◆ **Short task**
Set every record down verbatim and omit the pictures.

===

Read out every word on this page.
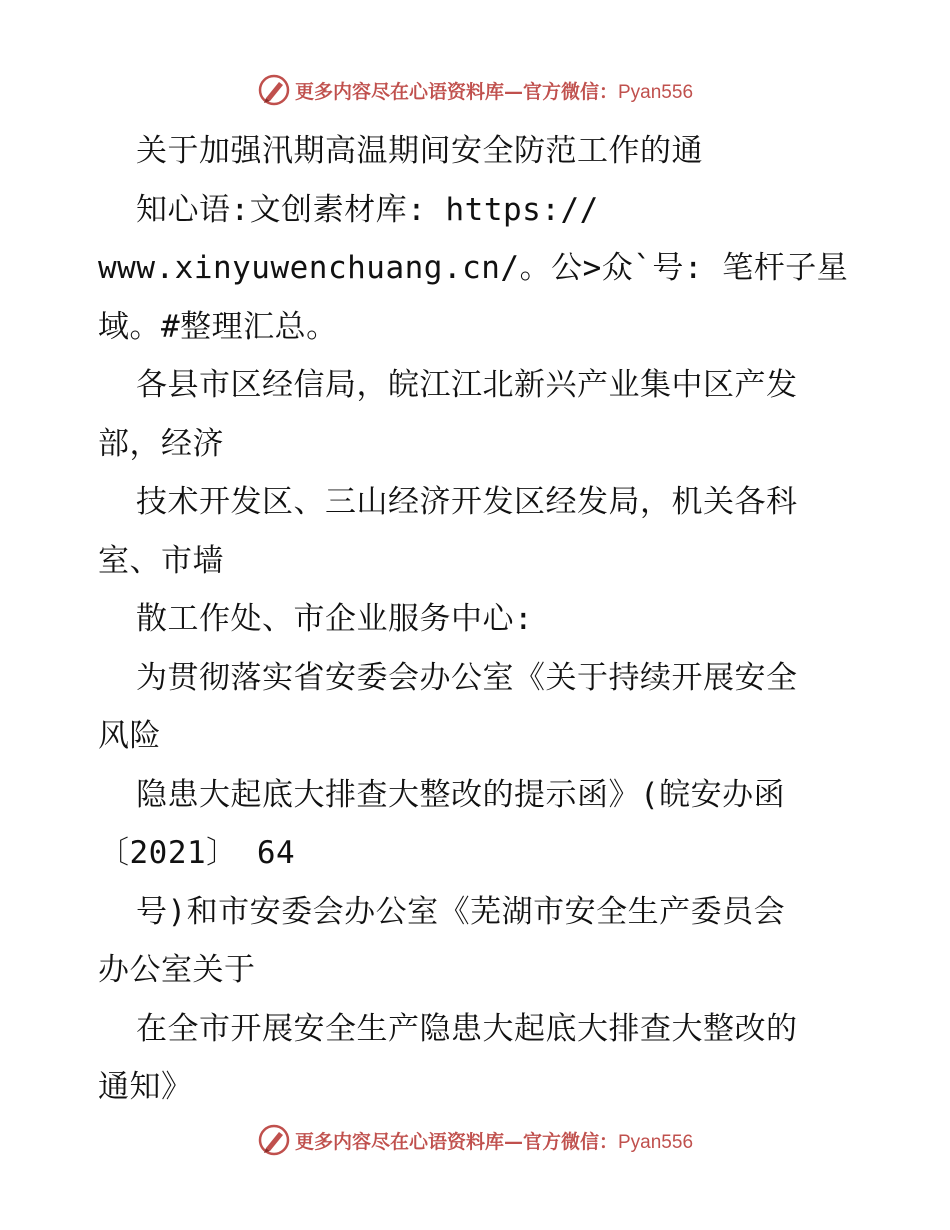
更多内容尽在心语资料库—官方微信：Pyan556
关于加强汛期高温期间安全防范工作的通
知心语:文创素材库: https://
www.xinyuwenchuang.cn/。公>众`号: 笔杆子星
域。#整理汇总。
各县市区经信局，皖江江北新兴产业集中区产发
部，经济
技术开发区、三山经济开发区经发局，机关各科
室、市墙
散工作处、市企业服务中心:
为贯彻落实省安委会办公室《关于持续开展安全
风险
隐患大起底大排查大整改的提示函》(皖安办函
〔2021〕 64
号)和市安委会办公室《芜湖市安全生产委员会
办公室关于
在全市开展安全生产隐患大起底大排查大整改的
通知》
更多内容尽在心语资料库—官方微信：Pyan556
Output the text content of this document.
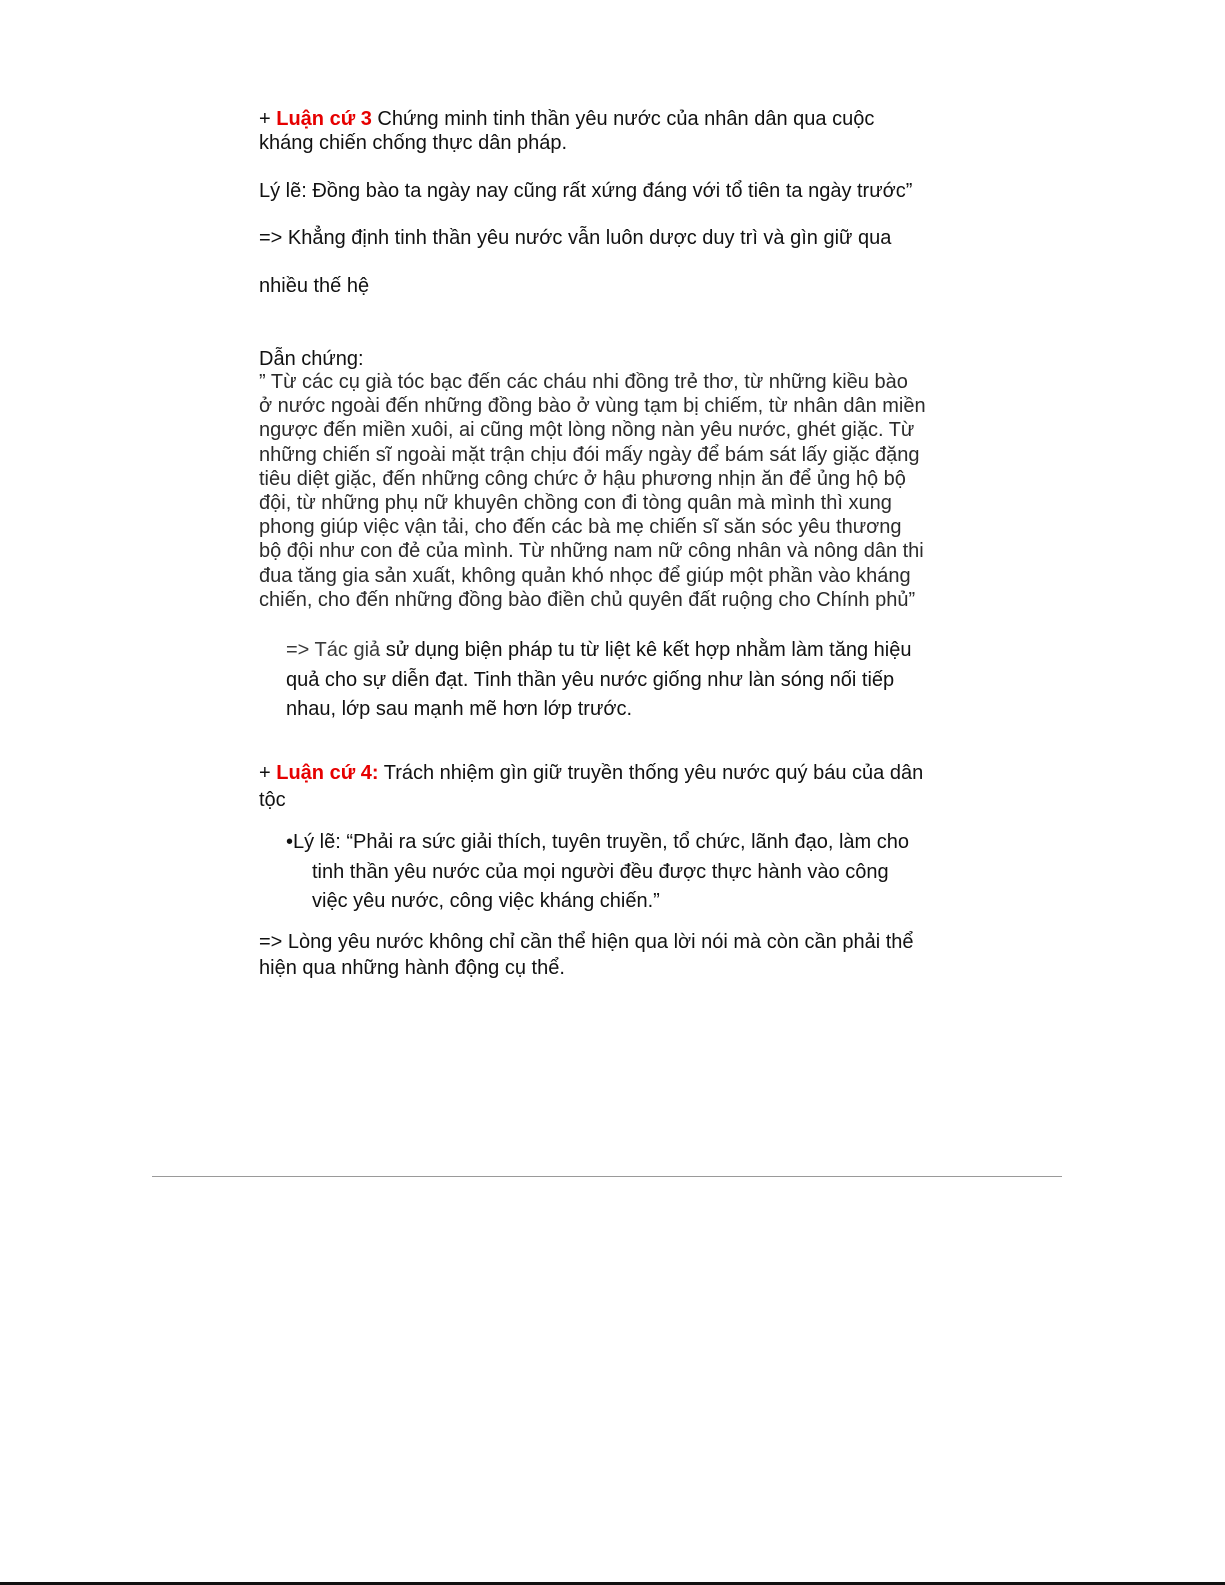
+ Luận cứ 3 Chứng minh tinh thần yêu nước của nhân dân qua cuộc
kháng chiến chống thực dân pháp.
Lý lẽ: Đồng bào ta ngày nay cũng rất xứng đáng với tổ tiên ta ngày trước”
=> Khẳng định tinh thần yêu nước vẫn luôn dược duy trì và gìn giữ qua
nhiều thế hệ
Dẫn chứng:
” Từ các cụ già tóc bạc đến các cháu nhi đồng trẻ thơ, từ những kiều bào
ở nước ngoài đến những đồng bào ở vùng tạm bị chiếm, từ nhân dân miền
ngược đến miền xuôi, ai cũng một lòng nồng nàn yêu nước, ghét giặc. Từ
những chiến sĩ ngoài mặt trận chịu đói mấy ngày để bám sát lấy giặc đặng
tiêu diệt giặc, đến những công chức ở hậu phương nhịn ăn để ủng hộ bộ
đội, từ những phụ nữ khuyên chồng con đi tòng quân mà mình thì xung
phong giúp việc vận tải, cho đến các bà mẹ chiến sĩ săn sóc yêu thương
bộ đội như con đẻ của mình. Từ những nam nữ công nhân và nông dân thi
đua tăng gia sản xuất, không quản khó nhọc để giúp một phần vào kháng
chiến, cho đến những đồng bào điền chủ quyên đất ruộng cho Chính phủ”
=> Tác giả sử dụng biện pháp tu từ liệt kê kết hợp nhằm làm tăng hiệu
quả cho sự diễn đạt. Tinh thần yêu nước giống như làn sóng nối tiếp
nhau, lớp sau mạnh mẽ hơn lớp trước.
+ Luận cứ 4: Trách nhiệm gìn giữ truyền thống yêu nước quý báu của dân
tộc
•Lý lẽ: “Phải ra sức giải thích, tuyên truyền, tổ chức, lãnh đạo, làm cho
tinh thần yêu nước của mọi người đều được thực hành vào công
việc yêu nước, công việc kháng chiến.”
=> Lòng yêu nước không chỉ cần thể hiện qua lời nói mà còn cần phải thể
hiện qua những hành động cụ thể.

===

◆ **Response to this task**
Read out every word on this page.
更多内容尽在心语资料库—官方微信：Pyan556
关于加强汛期高温期间安全防范工作的通
知心语:文创素材库: https://
www.xinyuwenchuang.cn/。公>众`号: 笔杆子星
域。#整理汇总。
各县市区经信局，皖江江北新兴产业集中区产发
部，经济
技术开发区、三山经济开发区经发局，机关各科
室、市墙
散工作处、市企业服务中心:
为贯彻落实省安委会办公室《关于持续开展安全
风险
隐患大起底大排查大整改的提示函》(皖安办函
〔2021〕 64
号)和市安委会办公室《芜湖市安全生产委员会
办公室关于
在全市开展安全生产隐患大起底大排查大整改的
通知》
更多内容尽在心语资料库—官方微信：Pyan556
Output the text content of this document.
+ Luận cứ 3 Chứng minh tinh thần yêu nước của nhân dân qua cuộc
kháng chiến chống thực dân pháp.
Lý lẽ: Đồng bào ta ngày nay cũng rất xứng đáng với tổ tiên ta ngày trước”
=> Khẳng định tinh thần yêu nước vẫn luôn dược duy trì và gìn giữ qua
nhiều thế hệ
Dẫn chứng:
” Từ các cụ già tóc bạc đến các cháu nhi đồng trẻ thơ, từ những kiều bào
ở nước ngoài đến những đồng bào ở vùng tạm bị chiếm, từ nhân dân miền
ngược đến miền xuôi, ai cũng một lòng nồng nàn yêu nước, ghét giặc. Từ
những chiến sĩ ngoài mặt trận chịu đói mấy ngày để bám sát lấy giặc đặng
tiêu diệt giặc, đến những công chức ở hậu phương nhịn ăn để ủng hộ bộ
đội, từ những phụ nữ khuyên chồng con đi tòng quân mà mình thì xung
phong giúp việc vận tải, cho đến các bà mẹ chiến sĩ săn sóc yêu thương
bộ đội như con đẻ của mình. Từ những nam nữ công nhân và nông dân thi
đua tăng gia sản xuất, không quản khó nhọc để giúp một phần vào kháng
chiến, cho đến những đồng bào điền chủ quyên đất ruộng cho Chính phủ”
=> Tác giả sử dụng biện pháp tu từ liệt kê kết hợp nhằm làm tăng hiệu
quả cho sự diễn đạt. Tinh thần yêu nước giống như làn sóng nối tiếp
nhau, lớp sau mạnh mẽ hơn lớp trước.
+ Luận cứ 4: Trách nhiệm gìn giữ truyền thống yêu nước quý báu của dân
tộc
•Lý lẽ: “Phải ra sức giải thích, tuyên truyền, tổ chức, lãnh đạo, làm cho
tinh thần yêu nước của mọi người đều được thực hành vào công
việc yêu nước, công việc kháng chiến.”
=> Lòng yêu nước không chỉ cần thể hiện qua lời nói mà còn cần phải thể
hiện qua những hành động cụ thể.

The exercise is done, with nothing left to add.